[Box coordinate listings]
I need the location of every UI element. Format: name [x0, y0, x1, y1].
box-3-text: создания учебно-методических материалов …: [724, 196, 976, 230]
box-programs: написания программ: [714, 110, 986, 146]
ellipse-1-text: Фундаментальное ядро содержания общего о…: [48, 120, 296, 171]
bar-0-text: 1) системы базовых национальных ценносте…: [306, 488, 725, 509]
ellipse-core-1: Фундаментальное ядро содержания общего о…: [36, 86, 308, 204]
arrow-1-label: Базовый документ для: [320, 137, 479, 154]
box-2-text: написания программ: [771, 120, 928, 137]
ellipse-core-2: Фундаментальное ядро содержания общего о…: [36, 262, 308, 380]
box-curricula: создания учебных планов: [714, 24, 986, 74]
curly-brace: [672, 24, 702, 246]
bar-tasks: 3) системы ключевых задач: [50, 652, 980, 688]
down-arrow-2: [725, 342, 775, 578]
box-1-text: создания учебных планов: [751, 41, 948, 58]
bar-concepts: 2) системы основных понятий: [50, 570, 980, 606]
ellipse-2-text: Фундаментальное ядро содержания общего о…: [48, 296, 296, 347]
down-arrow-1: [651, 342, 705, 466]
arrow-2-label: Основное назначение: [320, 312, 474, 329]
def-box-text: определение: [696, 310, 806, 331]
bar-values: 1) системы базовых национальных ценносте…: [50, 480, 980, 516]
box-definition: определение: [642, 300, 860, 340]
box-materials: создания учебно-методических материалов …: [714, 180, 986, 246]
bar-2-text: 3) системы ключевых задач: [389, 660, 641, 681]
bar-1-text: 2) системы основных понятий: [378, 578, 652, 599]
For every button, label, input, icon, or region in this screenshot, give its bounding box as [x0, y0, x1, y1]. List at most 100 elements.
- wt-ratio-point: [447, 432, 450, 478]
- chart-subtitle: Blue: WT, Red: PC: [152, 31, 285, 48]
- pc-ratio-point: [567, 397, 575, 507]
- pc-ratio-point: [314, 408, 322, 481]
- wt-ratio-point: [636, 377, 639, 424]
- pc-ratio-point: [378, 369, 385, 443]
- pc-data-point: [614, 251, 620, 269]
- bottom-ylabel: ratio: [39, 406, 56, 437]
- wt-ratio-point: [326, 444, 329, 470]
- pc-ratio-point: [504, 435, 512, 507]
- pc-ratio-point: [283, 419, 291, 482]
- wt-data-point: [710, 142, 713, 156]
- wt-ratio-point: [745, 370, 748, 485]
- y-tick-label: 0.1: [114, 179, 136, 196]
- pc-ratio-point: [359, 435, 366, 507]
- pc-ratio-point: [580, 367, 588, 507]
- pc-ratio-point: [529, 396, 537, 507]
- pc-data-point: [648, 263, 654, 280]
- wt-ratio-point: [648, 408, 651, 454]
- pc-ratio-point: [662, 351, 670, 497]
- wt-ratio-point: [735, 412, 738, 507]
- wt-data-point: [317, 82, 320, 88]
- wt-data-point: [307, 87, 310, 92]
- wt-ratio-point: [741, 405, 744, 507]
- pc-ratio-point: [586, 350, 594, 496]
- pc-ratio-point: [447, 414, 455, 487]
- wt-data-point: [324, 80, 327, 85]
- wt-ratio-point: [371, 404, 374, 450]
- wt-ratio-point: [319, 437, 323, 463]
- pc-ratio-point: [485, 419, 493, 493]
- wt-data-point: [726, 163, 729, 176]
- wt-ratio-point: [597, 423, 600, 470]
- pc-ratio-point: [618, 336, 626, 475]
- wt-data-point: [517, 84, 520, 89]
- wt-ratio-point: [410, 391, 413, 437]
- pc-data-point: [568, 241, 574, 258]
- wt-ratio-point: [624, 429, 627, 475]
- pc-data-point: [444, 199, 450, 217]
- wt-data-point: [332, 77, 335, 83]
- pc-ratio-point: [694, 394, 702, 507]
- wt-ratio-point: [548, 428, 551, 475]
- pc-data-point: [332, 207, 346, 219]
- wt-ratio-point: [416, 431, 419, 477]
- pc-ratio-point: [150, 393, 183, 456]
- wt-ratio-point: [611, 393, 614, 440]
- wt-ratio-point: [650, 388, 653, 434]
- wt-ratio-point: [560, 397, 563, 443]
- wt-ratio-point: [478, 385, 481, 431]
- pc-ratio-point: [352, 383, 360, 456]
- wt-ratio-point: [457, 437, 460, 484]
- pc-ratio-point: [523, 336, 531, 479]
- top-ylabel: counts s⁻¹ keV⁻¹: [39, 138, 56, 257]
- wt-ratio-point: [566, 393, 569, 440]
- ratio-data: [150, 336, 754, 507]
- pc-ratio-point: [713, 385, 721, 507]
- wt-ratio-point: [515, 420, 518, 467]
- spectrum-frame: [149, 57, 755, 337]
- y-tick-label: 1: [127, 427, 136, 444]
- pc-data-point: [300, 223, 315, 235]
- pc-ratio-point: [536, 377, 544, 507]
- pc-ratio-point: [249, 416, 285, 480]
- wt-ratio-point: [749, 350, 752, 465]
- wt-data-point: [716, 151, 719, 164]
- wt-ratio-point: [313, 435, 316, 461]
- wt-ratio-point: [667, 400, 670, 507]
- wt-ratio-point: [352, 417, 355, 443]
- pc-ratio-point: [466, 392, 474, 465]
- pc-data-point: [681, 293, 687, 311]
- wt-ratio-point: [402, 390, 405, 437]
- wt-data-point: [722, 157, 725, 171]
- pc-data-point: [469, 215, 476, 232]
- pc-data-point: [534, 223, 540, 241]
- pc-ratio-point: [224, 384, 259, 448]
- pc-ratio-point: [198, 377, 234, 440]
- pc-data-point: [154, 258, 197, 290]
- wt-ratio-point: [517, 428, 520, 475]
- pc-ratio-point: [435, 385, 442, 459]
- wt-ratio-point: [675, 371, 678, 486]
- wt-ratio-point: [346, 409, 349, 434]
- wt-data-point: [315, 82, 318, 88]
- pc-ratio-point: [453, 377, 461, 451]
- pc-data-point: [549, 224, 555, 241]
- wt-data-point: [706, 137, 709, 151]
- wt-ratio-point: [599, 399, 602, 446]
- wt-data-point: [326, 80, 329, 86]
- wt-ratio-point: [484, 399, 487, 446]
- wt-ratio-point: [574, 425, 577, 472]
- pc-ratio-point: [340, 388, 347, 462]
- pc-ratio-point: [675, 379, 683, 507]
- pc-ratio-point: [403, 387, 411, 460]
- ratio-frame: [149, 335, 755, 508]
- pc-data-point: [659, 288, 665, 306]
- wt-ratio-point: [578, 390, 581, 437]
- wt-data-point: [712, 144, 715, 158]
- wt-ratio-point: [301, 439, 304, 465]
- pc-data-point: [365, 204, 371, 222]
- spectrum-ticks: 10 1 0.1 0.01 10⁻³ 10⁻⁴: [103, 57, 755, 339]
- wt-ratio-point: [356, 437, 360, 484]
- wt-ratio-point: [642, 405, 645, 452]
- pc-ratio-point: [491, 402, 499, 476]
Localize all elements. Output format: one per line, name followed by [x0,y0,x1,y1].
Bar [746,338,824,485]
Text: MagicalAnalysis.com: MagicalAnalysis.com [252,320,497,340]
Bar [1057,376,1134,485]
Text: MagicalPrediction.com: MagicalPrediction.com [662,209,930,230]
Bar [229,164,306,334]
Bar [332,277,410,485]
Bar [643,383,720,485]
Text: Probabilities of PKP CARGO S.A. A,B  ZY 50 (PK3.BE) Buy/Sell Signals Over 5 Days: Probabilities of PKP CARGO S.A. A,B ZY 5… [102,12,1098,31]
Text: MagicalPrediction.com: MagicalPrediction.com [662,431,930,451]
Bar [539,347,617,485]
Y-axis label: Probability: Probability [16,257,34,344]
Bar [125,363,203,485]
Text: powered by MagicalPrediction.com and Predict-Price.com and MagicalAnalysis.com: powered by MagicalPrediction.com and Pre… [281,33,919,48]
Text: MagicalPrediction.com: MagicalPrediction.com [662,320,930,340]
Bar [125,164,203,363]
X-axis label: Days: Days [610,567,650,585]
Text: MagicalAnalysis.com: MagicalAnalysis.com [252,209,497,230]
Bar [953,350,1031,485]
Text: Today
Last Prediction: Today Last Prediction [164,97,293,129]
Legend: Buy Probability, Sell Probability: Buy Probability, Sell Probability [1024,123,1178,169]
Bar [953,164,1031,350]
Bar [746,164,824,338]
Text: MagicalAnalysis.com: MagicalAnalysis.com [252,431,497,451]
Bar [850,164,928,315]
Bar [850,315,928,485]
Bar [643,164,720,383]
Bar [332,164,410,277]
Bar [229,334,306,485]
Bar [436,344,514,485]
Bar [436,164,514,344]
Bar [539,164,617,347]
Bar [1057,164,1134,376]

**What you should do:** Please quote the records exactly, starting with the line at the very beginning of the records and going on through the line containing "down-arrow-2: [725, 342, 775, 578]", both included.

**Solved problem:**
I need the location of every UI element. Format: name [x0, y0, x1, y1].
box-3-text: создания учебно-методических материалов …: [724, 196, 976, 230]
box-programs: написания программ: [714, 110, 986, 146]
ellipse-1-text: Фундаментальное ядро содержания общего о…: [48, 120, 296, 171]
bar-0-text: 1) системы базовых национальных ценносте…: [306, 488, 725, 509]
ellipse-core-1: Фундаментальное ядро содержания общего о…: [36, 86, 308, 204]
arrow-1-label: Базовый документ для: [320, 137, 479, 154]
box-2-text: написания программ: [771, 120, 928, 137]
ellipse-core-2: Фундаментальное ядро содержания общего о…: [36, 262, 308, 380]
box-curricula: создания учебных планов: [714, 24, 986, 74]
curly-brace: [672, 24, 702, 246]
bar-tasks: 3) системы ключевых задач: [50, 652, 980, 688]
down-arrow-2: [725, 342, 775, 578]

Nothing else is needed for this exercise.